PROBLEM TO WORK ON:
Using the listing below, select the lines with the word "eginbeharrak" and copy them.

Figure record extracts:
* begin *
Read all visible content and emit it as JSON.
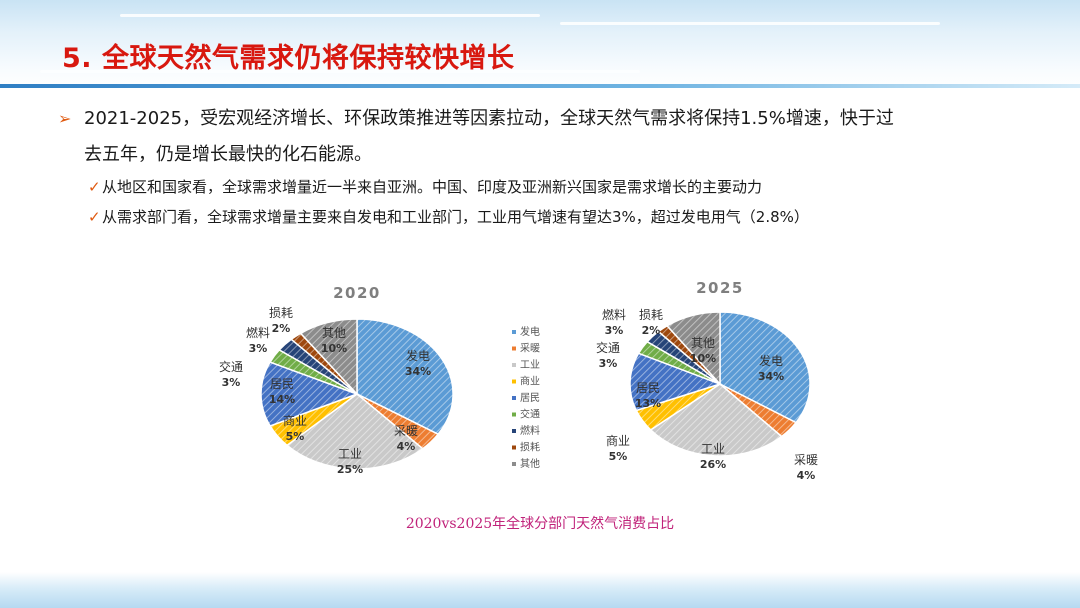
{
  "slide": {
    "title": "5. 全球天然气需求仍将保持较快增长",
    "bullet_line1": "2021-2025，受宏观经济增长、环保政策推进等因素拉动，全球天然气需求将保持1.5%增速，快于过",
    "bullet_line2": "去五年，仍是增长最快的化石能源。",
    "sub_items": [
      "从地区和国家看，全球需求增量近一半来自亚洲。中国、印度及亚洲新兴国家是需求增长的主要动力",
      "从需求部门看，全球需求增量主要来自发电和工业部门，工业用气增速有望达3%，超过发电用气（2.8%）"
    ],
    "bullet_marker": "➢",
    "check_marker": "✓",
    "caption": "2020vs2025年全球分部门天然气消费占比"
  },
  "colors": {
    "title": "#d8180f",
    "caption": "#c0227a",
    "categories": [
      "#5b9bd5",
      "#ed7d31",
      "#c9c9c9",
      "#ffc000",
      "#4472c4",
      "#70ad47",
      "#264478",
      "#9e480e",
      "#8c8c8c"
    ]
  },
  "chart_data": [
    {
      "type": "pie",
      "title": "2020",
      "categories": [
        "发电",
        "采暖",
        "工业",
        "商业",
        "居民",
        "交通",
        "燃料",
        "损耗",
        "其他"
      ],
      "values": [
        34,
        4,
        25,
        5,
        14,
        3,
        3,
        2,
        10
      ],
      "labels": [
        "34%",
        "4%",
        "25%",
        "5%",
        "14%",
        "3%",
        "3%",
        "2%",
        "10%"
      ],
      "legend": "center"
    },
    {
      "type": "pie",
      "title": "2025",
      "categories": [
        "发电",
        "采暖",
        "工业",
        "商业",
        "居民",
        "交通",
        "燃料",
        "损耗",
        "其他"
      ],
      "values": [
        34,
        4,
        26,
        5,
        13,
        3,
        3,
        2,
        10
      ],
      "labels": [
        "34%",
        "4%",
        "26%",
        "5%",
        "13%",
        "3%",
        "3%",
        "2%",
        "10%"
      ],
      "legend": "center"
    }
  ]
}
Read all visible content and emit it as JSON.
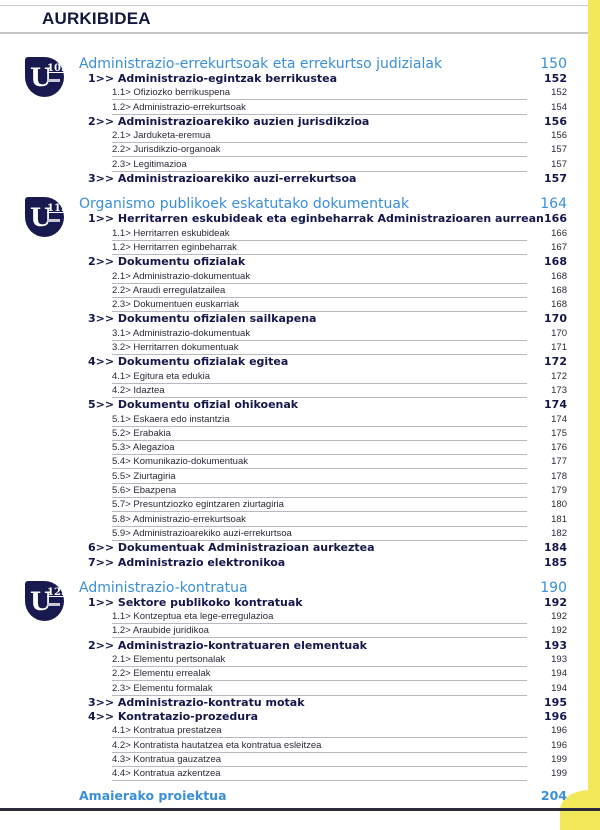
{
  "header": {
    "title": "AURKIBIDEA"
  },
  "colors": {
    "accent": "#3a8fd8",
    "navy": "#17194f",
    "yellow": "#f2e85a"
  },
  "units": [
    {
      "badge": {
        "letter": "U",
        "number": "10."
      },
      "title": "Administrazio-errekurtsoak eta errekurtso judizialak",
      "page": "150",
      "entries": [
        {
          "level": 1,
          "label": "1>> Administrazio-egintzak berrikustea",
          "page": "152"
        },
        {
          "level": 2,
          "label": "1.1> Ofiziozko berrikuspena",
          "page": "152"
        },
        {
          "level": 2,
          "label": "1.2> Administrazio-errekurtsoak",
          "page": "154"
        },
        {
          "level": 1,
          "label": "2>> Administrazioarekiko auzien jurisdikzioa",
          "page": "156"
        },
        {
          "level": 2,
          "label": "2.1> Jarduketa-eremua",
          "page": "156"
        },
        {
          "level": 2,
          "label": "2.2> Jurisdikzio-organoak",
          "page": "157"
        },
        {
          "level": 2,
          "label": "2.3> Legitimazioa",
          "page": "157"
        },
        {
          "level": 1,
          "label": "3>> Administrazioarekiko auzi-errekurtsoa",
          "page": "157"
        }
      ]
    },
    {
      "badge": {
        "letter": "U",
        "number": "11."
      },
      "title": "Organismo publikoek eskatutako dokumentuak",
      "page": "164",
      "entries": [
        {
          "level": 1,
          "label": "1>> Herritarren eskubideak eta eginbeharrak Administrazioaren aurrean",
          "page": "166"
        },
        {
          "level": 2,
          "label": "1.1> Herritarren eskubideak",
          "page": "166"
        },
        {
          "level": 2,
          "label": "1.2> Herritarren eginbeharrak",
          "page": "167"
        },
        {
          "level": 1,
          "label": "2>> Dokumentu ofizialak",
          "page": "168"
        },
        {
          "level": 2,
          "label": "2.1> Administrazio-dokumentuak",
          "page": "168"
        },
        {
          "level": 2,
          "label": "2.2> Araudi erregulatzailea",
          "page": "168"
        },
        {
          "level": 2,
          "label": "2.3> Dokumentuen euskarriak",
          "page": "168"
        },
        {
          "level": 1,
          "label": "3>> Dokumentu ofizialen sailkapena",
          "page": "170"
        },
        {
          "level": 2,
          "label": "3.1> Administrazio-dokumentuak",
          "page": "170"
        },
        {
          "level": 2,
          "label": "3.2> Herritarren dokumentuak",
          "page": "171"
        },
        {
          "level": 1,
          "label": "4>> Dokumentu ofizialak egitea",
          "page": "172"
        },
        {
          "level": 2,
          "label": "4.1> Egitura eta edukia",
          "page": "172"
        },
        {
          "level": 2,
          "label": "4.2> Idaztea",
          "page": "173"
        },
        {
          "level": 1,
          "label": "5>> Dokumentu ofizial ohikoenak",
          "page": "174"
        },
        {
          "level": 2,
          "label": "5.1> Eskaera edo instantzia",
          "page": "174"
        },
        {
          "level": 2,
          "label": "5.2> Erabakia",
          "page": "175"
        },
        {
          "level": 2,
          "label": "5.3> Alegazioa",
          "page": "176"
        },
        {
          "level": 2,
          "label": "5.4> Komunikazio-dokumentuak",
          "page": "177"
        },
        {
          "level": 2,
          "label": "5.5> Ziurtagiria",
          "page": "178"
        },
        {
          "level": 2,
          "label": "5.6> Ebazpena",
          "page": "179"
        },
        {
          "level": 2,
          "label": "5.7> Presuntziozko egintzaren ziurtagiria",
          "page": "180"
        },
        {
          "level": 2,
          "label": "5.8> Administrazio-errekurtsoak",
          "page": "181"
        },
        {
          "level": 2,
          "label": "5.9> Administrazioarekiko auzi-errekurtsoa",
          "page": "182"
        },
        {
          "level": 1,
          "label": "6>> Dokumentuak Administrazioan aurkeztea",
          "page": "184"
        },
        {
          "level": 1,
          "label": "7>> Administrazio elektronikoa",
          "page": "185"
        }
      ]
    },
    {
      "badge": {
        "letter": "U",
        "number": "12."
      },
      "title": "Administrazio-kontratua",
      "page": "190",
      "entries": [
        {
          "level": 1,
          "label": "1>> Sektore publikoko kontratuak",
          "page": "192"
        },
        {
          "level": 2,
          "label": "1.1> Kontzeptua eta lege-erregulazioa",
          "page": "192"
        },
        {
          "level": 2,
          "label": "1.2> Araubide juridikoa",
          "page": "192"
        },
        {
          "level": 1,
          "label": "2>> Administrazio-kontratuaren elementuak",
          "page": "193"
        },
        {
          "level": 2,
          "label": "2.1> Elementu pertsonalak",
          "page": "193"
        },
        {
          "level": 2,
          "label": "2.2> Elementu errealak",
          "page": "194"
        },
        {
          "level": 2,
          "label": "2.3> Elementu formalak",
          "page": "194"
        },
        {
          "level": 1,
          "label": "3>> Administrazio-kontratu motak",
          "page": "195"
        },
        {
          "level": 1,
          "label": "4>> Kontratazio-prozedura",
          "page": "196"
        },
        {
          "level": 2,
          "label": "4.1> Kontratua prestatzea",
          "page": "196"
        },
        {
          "level": 2,
          "label": "4.2> Kontratista hautatzea eta kontratua esleitzea",
          "page": "196"
        },
        {
          "level": 2,
          "label": "4.3> Kontratua gauzatzea",
          "page": "199"
        },
        {
          "level": 2,
          "label": "4.4> Kontratua azkentzea",
          "page": "199"
        }
      ]
    }
  ],
  "final": {
    "title": "Amaierako proiektua",
    "page": "204"
  }
}
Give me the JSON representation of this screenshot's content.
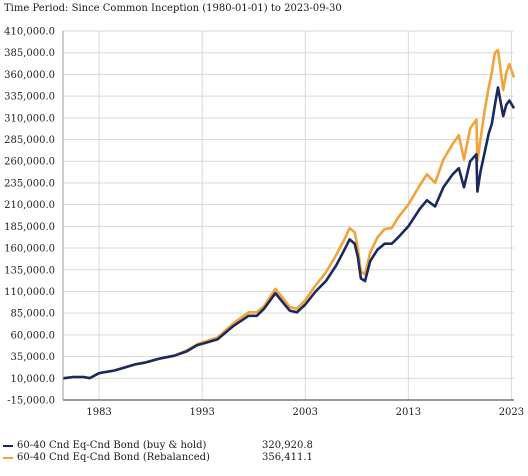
{
  "header": {
    "time_period": "Time Period: Since Common Inception (1980-01-01) to 2023-09-30"
  },
  "chart_data": {
    "type": "line",
    "title": "",
    "xlabel": "",
    "ylabel": "",
    "ylim": [
      -15000,
      410000
    ],
    "xlim": [
      1980.0,
      2023.75
    ],
    "grid": true,
    "legend_position": "bottom-left",
    "y_ticks": [
      410000,
      385000,
      360000,
      335000,
      310000,
      285000,
      260000,
      235000,
      210000,
      185000,
      160000,
      135000,
      110000,
      85000,
      60000,
      35000,
      10000,
      -15000
    ],
    "y_tick_labels": [
      "410,000.0",
      "385,000.0",
      "360,000.0",
      "335,000.0",
      "310,000.0",
      "285,000.0",
      "260,000.0",
      "235,000.0",
      "210,000.0",
      "185,000.0",
      "160,000.0",
      "135,000.0",
      "110,000.0",
      "85,000.0",
      "60,000.0",
      "35,000.0",
      "10,000.0",
      "-15,000.0"
    ],
    "x_ticks": [
      1983,
      1993,
      2003,
      2013,
      2023
    ],
    "x_tick_labels": [
      "1983",
      "1993",
      "2003",
      "2013",
      "2023"
    ],
    "series": [
      {
        "name": "60-40 Cnd Eq-Cnd Bond (buy & hold)",
        "final_value": "320,920.8",
        "color": "#1b2a5e",
        "x": [
          1980.0,
          1981.0,
          1982.0,
          1982.6,
          1983.5,
          1985.0,
          1987.0,
          1987.9,
          1989.5,
          1990.8,
          1992.0,
          1993.0,
          1994.2,
          1995.0,
          1996.5,
          1998.0,
          1998.8,
          1999.5,
          2000.6,
          2001.5,
          2002.0,
          2002.7,
          2003.5,
          2004.5,
          2005.5,
          2006.5,
          2007.3,
          2007.8,
          2008.3,
          2008.6,
          2008.9,
          2009.3,
          2009.8,
          2010.5,
          2011.2,
          2011.9,
          2012.5,
          2013.5,
          2014.6,
          2015.3,
          2016.1,
          2016.9,
          2017.8,
          2018.4,
          2018.9,
          2019.5,
          2020.1,
          2020.2,
          2020.5,
          2020.9,
          2021.3,
          2021.6,
          2021.9,
          2022.2,
          2022.7,
          2023.0,
          2023.3,
          2023.75
        ],
        "y": [
          10000,
          11500,
          11500,
          10200,
          16000,
          19000,
          26000,
          28000,
          33000,
          36000,
          41000,
          48000,
          52000,
          55000,
          70000,
          82000,
          82000,
          90000,
          108000,
          95000,
          88000,
          86000,
          95000,
          110000,
          122000,
          140000,
          158000,
          170000,
          165000,
          150000,
          125000,
          122000,
          145000,
          158000,
          165000,
          165000,
          172000,
          185000,
          205000,
          215000,
          208000,
          230000,
          245000,
          252000,
          230000,
          260000,
          268000,
          225000,
          248000,
          270000,
          292000,
          303000,
          325000,
          345000,
          312000,
          325000,
          330000,
          320920
        ]
      },
      {
        "name": "60-40 Cnd Eq-Cnd Bond (Rebalanced)",
        "final_value": "356,411.1",
        "color": "#f2a33a",
        "x": [
          1980.0,
          1981.0,
          1982.0,
          1982.6,
          1983.5,
          1985.0,
          1987.0,
          1987.9,
          1989.5,
          1990.8,
          1992.0,
          1993.0,
          1994.2,
          1995.0,
          1996.5,
          1998.0,
          1998.8,
          1999.5,
          2000.6,
          2001.5,
          2002.0,
          2002.7,
          2003.5,
          2004.5,
          2005.5,
          2006.5,
          2007.3,
          2007.8,
          2008.3,
          2008.6,
          2008.9,
          2009.3,
          2009.8,
          2010.5,
          2011.2,
          2011.9,
          2012.5,
          2013.5,
          2014.6,
          2015.3,
          2016.1,
          2016.9,
          2017.8,
          2018.4,
          2018.9,
          2019.5,
          2020.1,
          2020.2,
          2020.5,
          2020.9,
          2021.3,
          2021.6,
          2021.9,
          2022.2,
          2022.7,
          2023.0,
          2023.3,
          2023.75
        ],
        "y": [
          10000,
          11500,
          11500,
          10200,
          16000,
          19000,
          26000,
          28000,
          33000,
          36000,
          42000,
          49000,
          54000,
          57000,
          73000,
          86000,
          86000,
          93000,
          113000,
          100000,
          92000,
          90000,
          100000,
          117000,
          132000,
          152000,
          170000,
          183000,
          178000,
          160000,
          133000,
          130000,
          155000,
          172000,
          182000,
          183000,
          195000,
          210000,
          232000,
          245000,
          235000,
          262000,
          280000,
          290000,
          262000,
          298000,
          308000,
          260000,
          285000,
          318000,
          345000,
          362000,
          385000,
          388000,
          342000,
          362000,
          372000,
          356411
        ]
      }
    ]
  }
}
* end *
SOLUTION TO THE PROBLEM:
          "label": "1>> Herritarren eskubideak eta eginbeharrak Administrazioaren aurrean",
          "label": "1.2> Herritarren eginbeharrak",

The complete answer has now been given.